Each entry below must be repeated word for word.

[Figure data in JSON]
* * * * *
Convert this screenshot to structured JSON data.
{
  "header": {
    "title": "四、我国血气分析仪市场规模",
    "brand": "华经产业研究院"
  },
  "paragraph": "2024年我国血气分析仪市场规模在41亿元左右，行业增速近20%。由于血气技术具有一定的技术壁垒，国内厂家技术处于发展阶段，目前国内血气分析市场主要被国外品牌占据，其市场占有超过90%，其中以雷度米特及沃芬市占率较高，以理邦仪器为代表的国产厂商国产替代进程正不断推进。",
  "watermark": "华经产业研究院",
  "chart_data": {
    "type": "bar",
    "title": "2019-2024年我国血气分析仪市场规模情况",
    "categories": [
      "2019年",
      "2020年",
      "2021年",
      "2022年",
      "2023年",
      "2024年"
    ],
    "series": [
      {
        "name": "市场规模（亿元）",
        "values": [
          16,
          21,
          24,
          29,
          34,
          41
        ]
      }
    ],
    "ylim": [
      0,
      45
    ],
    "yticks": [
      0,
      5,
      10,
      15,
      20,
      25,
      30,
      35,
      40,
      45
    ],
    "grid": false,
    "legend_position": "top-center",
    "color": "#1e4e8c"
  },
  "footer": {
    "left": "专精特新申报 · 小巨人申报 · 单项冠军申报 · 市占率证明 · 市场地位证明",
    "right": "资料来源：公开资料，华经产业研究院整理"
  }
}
* * * * *
REPLY
Convert this screenshot to structured JSON data.
{
  "header": {
    "title": "四、我国血气分析仪市场规模",
    "brand": "华经产业研究院"
  },
  "paragraph": "2024年我国血气分析仪市场规模在41亿元左右，行业增速近20%。由于血气技术具有一定的技术壁垒，国内厂家技术处于发展阶段，目前国内血气分析市场主要被国外品牌占据，其市场占有超过90%，其中以雷度米特及沃芬市占率较高，以理邦仪器为代表的国产厂商国产替代进程正不断推进。",
  "watermark": "华经产业研究院",
  "chart_data": {
    "type": "bar",
    "title": "2019-2024年我国血气分析仪市场规模情况",
    "categories": [
      "2019年",
      "2020年",
      "2021年",
      "2022年",
      "2023年",
      "2024年"
    ],
    "series": [
      {
        "name": "市场规模（亿元）",
        "values": [
          16,
          21,
          24,
          29,
          34,
          41
        ]
      }
    ],
    "ylim": [
      0,
      45
    ],
    "yticks": [
      0,
      5,
      10,
      15,
      20,
      25,
      30,
      35,
      40,
      45
    ],
    "grid": false,
    "legend_position": "top-center",
    "color": "#1e4e8c"
  },
  "footer": {
    "left": "专精特新申报 · 小巨人申报 · 单项冠军申报 · 市占率证明 · 市场地位证明",
    "right": "资料来源：公开资料，华经产业研究院整理"
  }
}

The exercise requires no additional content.